[Records from a collection]

- - - - -

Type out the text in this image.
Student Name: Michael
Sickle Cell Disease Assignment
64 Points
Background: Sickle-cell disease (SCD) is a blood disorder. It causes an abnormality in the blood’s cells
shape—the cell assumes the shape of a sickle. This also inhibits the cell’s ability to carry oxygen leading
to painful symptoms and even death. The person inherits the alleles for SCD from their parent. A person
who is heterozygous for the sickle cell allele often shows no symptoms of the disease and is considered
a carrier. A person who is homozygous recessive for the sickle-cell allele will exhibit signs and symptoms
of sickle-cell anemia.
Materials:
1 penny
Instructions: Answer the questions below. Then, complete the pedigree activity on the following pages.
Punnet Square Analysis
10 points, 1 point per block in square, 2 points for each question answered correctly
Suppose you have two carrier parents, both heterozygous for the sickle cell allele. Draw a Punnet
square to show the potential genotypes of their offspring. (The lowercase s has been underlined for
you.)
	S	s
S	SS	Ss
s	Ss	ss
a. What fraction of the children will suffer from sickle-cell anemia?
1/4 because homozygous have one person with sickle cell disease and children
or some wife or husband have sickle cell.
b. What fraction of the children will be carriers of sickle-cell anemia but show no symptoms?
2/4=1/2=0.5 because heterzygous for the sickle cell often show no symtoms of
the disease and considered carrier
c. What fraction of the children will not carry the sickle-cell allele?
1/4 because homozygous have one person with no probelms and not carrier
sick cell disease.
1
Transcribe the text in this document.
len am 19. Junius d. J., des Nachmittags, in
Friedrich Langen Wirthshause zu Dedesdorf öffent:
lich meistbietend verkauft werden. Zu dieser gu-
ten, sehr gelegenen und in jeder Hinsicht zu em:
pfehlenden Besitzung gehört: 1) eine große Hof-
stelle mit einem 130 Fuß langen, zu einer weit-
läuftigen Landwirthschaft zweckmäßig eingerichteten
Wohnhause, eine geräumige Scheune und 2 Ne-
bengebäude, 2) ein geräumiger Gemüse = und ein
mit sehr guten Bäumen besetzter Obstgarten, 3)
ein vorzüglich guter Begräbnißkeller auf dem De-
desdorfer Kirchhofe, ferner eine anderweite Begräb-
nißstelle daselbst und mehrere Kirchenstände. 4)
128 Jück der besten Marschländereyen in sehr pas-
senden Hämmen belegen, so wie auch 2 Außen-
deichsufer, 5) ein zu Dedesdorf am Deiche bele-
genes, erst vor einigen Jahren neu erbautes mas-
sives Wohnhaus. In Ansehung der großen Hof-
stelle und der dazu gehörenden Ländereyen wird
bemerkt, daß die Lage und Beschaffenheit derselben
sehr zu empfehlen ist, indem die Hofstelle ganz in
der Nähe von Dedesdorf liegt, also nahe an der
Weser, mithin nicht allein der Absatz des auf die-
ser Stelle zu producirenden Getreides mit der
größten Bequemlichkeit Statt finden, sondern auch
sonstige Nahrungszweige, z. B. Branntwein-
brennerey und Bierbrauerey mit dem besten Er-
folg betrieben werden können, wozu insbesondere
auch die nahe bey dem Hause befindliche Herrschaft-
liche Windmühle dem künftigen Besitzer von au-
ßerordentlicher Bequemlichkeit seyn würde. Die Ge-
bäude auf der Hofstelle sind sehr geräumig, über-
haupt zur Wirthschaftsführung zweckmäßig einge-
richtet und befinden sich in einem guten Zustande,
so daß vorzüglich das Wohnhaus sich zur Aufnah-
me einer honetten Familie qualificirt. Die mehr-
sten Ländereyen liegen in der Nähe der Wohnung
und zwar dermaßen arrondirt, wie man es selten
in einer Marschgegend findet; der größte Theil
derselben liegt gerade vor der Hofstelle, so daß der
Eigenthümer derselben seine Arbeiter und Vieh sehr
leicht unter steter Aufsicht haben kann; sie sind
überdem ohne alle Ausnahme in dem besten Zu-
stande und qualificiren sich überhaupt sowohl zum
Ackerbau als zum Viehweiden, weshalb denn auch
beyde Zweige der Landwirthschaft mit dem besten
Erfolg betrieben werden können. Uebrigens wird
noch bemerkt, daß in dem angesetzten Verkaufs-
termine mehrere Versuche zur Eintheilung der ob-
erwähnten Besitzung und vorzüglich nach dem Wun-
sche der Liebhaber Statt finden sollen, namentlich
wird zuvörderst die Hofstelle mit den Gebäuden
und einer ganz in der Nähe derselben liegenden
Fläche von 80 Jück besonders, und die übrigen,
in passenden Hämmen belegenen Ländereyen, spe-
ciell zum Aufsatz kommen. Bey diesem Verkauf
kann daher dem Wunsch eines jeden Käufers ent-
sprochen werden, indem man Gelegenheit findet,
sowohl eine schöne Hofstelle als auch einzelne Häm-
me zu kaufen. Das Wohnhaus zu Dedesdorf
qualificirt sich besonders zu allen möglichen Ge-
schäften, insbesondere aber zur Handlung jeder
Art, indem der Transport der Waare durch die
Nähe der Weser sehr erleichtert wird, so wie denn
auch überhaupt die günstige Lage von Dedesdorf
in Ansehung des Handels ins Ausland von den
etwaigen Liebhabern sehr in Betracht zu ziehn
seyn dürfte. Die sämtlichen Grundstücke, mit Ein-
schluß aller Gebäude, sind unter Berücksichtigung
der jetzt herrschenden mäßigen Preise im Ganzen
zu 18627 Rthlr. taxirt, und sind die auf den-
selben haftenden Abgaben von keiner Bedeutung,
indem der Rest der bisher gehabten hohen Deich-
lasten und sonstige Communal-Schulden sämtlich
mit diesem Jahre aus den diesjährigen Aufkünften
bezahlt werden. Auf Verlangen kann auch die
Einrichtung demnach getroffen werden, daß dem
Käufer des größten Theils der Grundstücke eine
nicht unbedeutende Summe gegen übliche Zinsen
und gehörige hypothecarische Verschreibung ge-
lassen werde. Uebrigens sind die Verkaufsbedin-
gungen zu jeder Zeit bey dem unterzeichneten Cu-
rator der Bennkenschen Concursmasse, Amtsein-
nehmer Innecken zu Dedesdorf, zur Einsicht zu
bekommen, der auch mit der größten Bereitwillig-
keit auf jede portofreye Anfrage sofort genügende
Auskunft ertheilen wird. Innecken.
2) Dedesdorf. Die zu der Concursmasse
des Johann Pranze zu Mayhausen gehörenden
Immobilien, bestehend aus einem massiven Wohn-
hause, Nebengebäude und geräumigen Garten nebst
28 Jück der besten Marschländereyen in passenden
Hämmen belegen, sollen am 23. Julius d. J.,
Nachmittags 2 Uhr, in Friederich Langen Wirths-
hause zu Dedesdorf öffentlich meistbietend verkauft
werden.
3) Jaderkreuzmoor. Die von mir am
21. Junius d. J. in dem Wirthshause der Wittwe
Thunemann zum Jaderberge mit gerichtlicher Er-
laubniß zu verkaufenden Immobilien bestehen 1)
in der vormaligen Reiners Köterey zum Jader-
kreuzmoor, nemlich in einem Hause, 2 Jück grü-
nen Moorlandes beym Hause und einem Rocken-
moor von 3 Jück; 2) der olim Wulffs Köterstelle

- - - - -

◆ **INSTRUCTIONS FOR THE TASK**
Copy each line of the data that includes the word "einem".

◆ **EXERCISE SOLUTION**
stelle mit einem 130 Fuß langen, zu einer weit-
richtet und befinden sich in einem guten Zustande,
Immobilien, bestehend aus einem massiven Wohn-
kreuzmoor, nemlich in einem Hause, 2 Jück grü-
nen Moorlandes beym Hause und einem Rocken-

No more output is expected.